▶ [What is required]: In the text about Centropyge venusta, what maximum total length does this species reach?

▶ [Page text]:
****************

Centropyge venusta has a blue and yellow colouration. Yellow dominates the lower front part of the body and is also found around the snout area, There is a wedge of blue on the nape separating the patches yellow. There is also an area of blue starting close to the front of the dorsal fin and covers the rear part of the body and the caudal fin. The anal and pelvic fins are yellow with blue margins. The distribution of the blue and yellow colour varies in individual fishes. The dorsal fin contains 14 spines and 16 soft rays while the anal fin has 3 spines and 15 soft rays. This species attains a maximum total length of 12 cm.

==Distribution==
Centropyge venusta occurs in the western Pacific Ocean. It is found around the Ryukyu Islands and Izu Islands of southern Japan, Taiwan and northern Luzon in the Philippines.

==Habitat and biology==
Centropyge venustais found at depths between 10 and 40 m. It is a shy and unapproachable species of caves and overhangs, where it is typically encountered as solitary individuals oriented upside down on the roofs. It does form pairs or small groups. Its diet in the wild is unknown but in captivity it requires live food.

==Systematics==
Centropyge venusta was first formally described as Holocanthus venustus in 1969 by the Japanese ichthyologists Fujio Yasuda and Yoshiaki Tominaga with the type locality given as Izu Ōshima in Sagami Bay. The specific name venusta means "beautiful". Some authorities place this species in the subgenus Paracentropyge, which is sometimes treated as a valid genus.

==Utilisation==
Centropyge venusta is rare in the aquarium trade and commands high prices when it does become available. It has now been bred and successfully reared in captivity.

****************

▶ [Extracted information]:
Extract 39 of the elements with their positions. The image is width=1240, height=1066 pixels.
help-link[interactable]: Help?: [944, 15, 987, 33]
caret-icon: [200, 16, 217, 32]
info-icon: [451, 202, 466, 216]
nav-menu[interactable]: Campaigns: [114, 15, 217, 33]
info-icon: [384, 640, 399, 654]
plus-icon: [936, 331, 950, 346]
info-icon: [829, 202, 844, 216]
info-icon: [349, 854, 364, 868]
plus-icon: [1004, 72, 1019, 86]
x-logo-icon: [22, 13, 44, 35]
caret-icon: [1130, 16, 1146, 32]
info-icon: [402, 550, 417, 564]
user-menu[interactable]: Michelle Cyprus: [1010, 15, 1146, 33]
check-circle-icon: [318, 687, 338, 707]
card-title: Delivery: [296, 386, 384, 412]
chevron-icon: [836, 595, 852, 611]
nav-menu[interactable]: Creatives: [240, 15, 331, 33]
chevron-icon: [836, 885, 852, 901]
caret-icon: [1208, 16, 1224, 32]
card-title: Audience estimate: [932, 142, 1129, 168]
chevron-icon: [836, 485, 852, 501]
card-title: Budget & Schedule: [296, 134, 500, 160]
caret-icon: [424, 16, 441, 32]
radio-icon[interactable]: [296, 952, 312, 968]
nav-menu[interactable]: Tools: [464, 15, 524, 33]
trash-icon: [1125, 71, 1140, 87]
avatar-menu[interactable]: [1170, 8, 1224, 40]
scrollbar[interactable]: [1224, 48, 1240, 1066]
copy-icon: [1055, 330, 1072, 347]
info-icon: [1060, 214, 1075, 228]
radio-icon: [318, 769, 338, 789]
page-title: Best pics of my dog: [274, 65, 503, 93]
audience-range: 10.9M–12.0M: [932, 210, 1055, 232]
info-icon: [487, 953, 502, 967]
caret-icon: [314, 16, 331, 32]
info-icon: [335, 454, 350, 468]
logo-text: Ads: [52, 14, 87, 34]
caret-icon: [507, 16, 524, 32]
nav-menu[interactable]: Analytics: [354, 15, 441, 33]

****************

▶ [Solved exercise]: 12 cm